**Your tasks:**
1. Print the phase retrieval passage word for word, starting with "The limits of" and going on through "retrieval is capable.".
2. Using the phase retrieval passage, mark each statement yes or no, and quote the words of the passage that settle it.
(a) The limits of phase retrieval were defined with geometrical optics and sampling theory.
(b) The new algorithm that solves for amplitude and phase was demonstrated in lab experiments.
(c) Experimental results matched the Shack-Hartmann measurements to about λ/100 RMS.
3. Answer these from the phase retrieval passage:
(a) What size of wavefront error did the numerical experiments show phase retrieval can reach?
(b) What two things were the experimental results compared to?
(c) What does the new algorithm solve for in the pupil plane?

**Passage shown:**
--
We apply phase retrieval, a method of wavefront sensing employing intensity measurements and a simple experimental arrangement, to problems in optical metrology.
The limits of the technique, in terms of convergence of the beam being tested and the amount of wavefront error that can be measured are defined theoretically using geometrical optics and sampling theory. These limits suggest methods for expanding the range over which phase retrieval is capable.
We explore the precision and accuracy of phase retrieval through numerical experiments using realistic simulated data. The results show that in the presence of realistic error and noise sources, phase retrieval can retrieve wavefronts with errors on the order of λ/1000 RMS, sufficient for many applications in optical metrology. We also show methods for mitigating certain errors by modeling non-ideal effects in the phase retrieval algorithm.
We have conducted several experiments, measuring optical surfaces and transmitted wavefronts. Experiments demonstrated the repeatability of measurements, using disjoint raw data, on the order of λ/1000 RMS. Experimental results were compared to a ray trace model and measurements made using a Shack-Hartmann wavefront sensor. In both cases, agreement was on the order of λ/100 RMS.
We described and demonstrated, in simulation, a new phase retrieval algorithm that solves for both the amplitude and phase in the pupil plane. This approach mitigates reconstruction errors due to uncertainty about the pupil amplitude distribution.
--
**Material shown:**
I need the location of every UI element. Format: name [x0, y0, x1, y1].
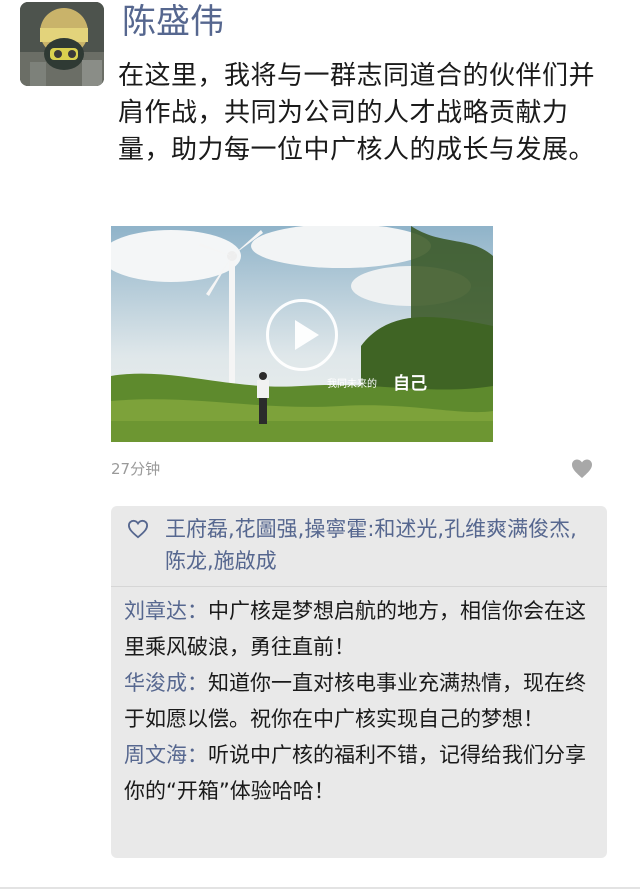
comment-item[interactable]: 刘章达：中广核是梦想启航的地方，相信你会在这里乘风破浪，勇往直前！ — [124, 593, 596, 665]
comment-list: 刘章达：中广核是梦想启航的地方，相信你会在这里乘风破浪，勇往直前！ 华浚成：知道… — [124, 593, 596, 809]
timestamp: 27分钟 — [111, 460, 161, 478]
commenter-name[interactable]: 华浚成 — [124, 671, 187, 695]
comment-item[interactable]: 华浚成：知道你一直对核电事业充满热情，现在终于如愿以偿。祝你在中广核实现自己的梦… — [124, 665, 596, 737]
avatar[interactable] — [20, 2, 104, 86]
commenter-name[interactable]: 周文海 — [124, 743, 187, 767]
comment-item[interactable]: 周文海：听说中广核的福利不错，记得给我们分享你的“开箱”体验哈哈！ — [124, 737, 596, 809]
post-text: 在这里，我将与一群志同道合的伙伴们并肩作战，共同为公司的人才战略贡献力量，助力每… — [118, 61, 596, 165]
commenter-name[interactable]: 刘章达 — [124, 599, 187, 623]
comment-box: 王府磊,花圖强,操寧霍:和述光,孔维爽满俊杰,陈龙,施啟成 刘章达：中广核是梦想… — [111, 506, 607, 858]
divider — [0, 887, 640, 889]
likes-row: 王府磊,花圖强,操寧霍:和述光,孔维爽满俊杰,陈龙,施啟成 — [111, 506, 607, 587]
avatar-image — [20, 2, 104, 86]
author-name[interactable]: 陈盛伟 — [122, 0, 224, 44]
comment-separator: ： — [187, 743, 208, 767]
heart-filled-icon[interactable] — [570, 457, 594, 481]
comment-separator: ： — [187, 671, 208, 695]
likes-names[interactable]: 王府磊,花圖强,操寧霍:和述光,孔维爽满俊杰,陈龙,施啟成 — [165, 513, 595, 577]
video-caption-small: 我同未来的 — [327, 379, 377, 390]
video-thumbnail[interactable]: 我同未来的 自己 — [111, 226, 493, 442]
play-icon[interactable] — [266, 299, 338, 371]
video-caption-large: 自己 — [393, 374, 427, 394]
comment-separator: ： — [187, 599, 208, 623]
heart-outline-icon — [127, 519, 149, 539]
--
**Answers to the problems:**
1.
The limits of the technique, in terms of convergence of the beam being tested and the amount of wavefront error that can be measured are defined theoretically using geometrical optics and sampling theory. These limits suggest methods for expanding the range over which phase retrieval is capable.

2.
(a) Yes: "are defined theoretically using geometrical optics and sampling theory"
(b) No: "We described and demonstrated, in simulation, a new phase retrieval algorithm"
(c) Yes: "In both cases, agreement was on the order of λ/100 RMS."

3.
(a) Errors on the order of λ/1000 RMS.
(b) A ray trace model and measurements made using a Shack-Hartmann wavefront sensor.
(c) Both the amplitude and the phase.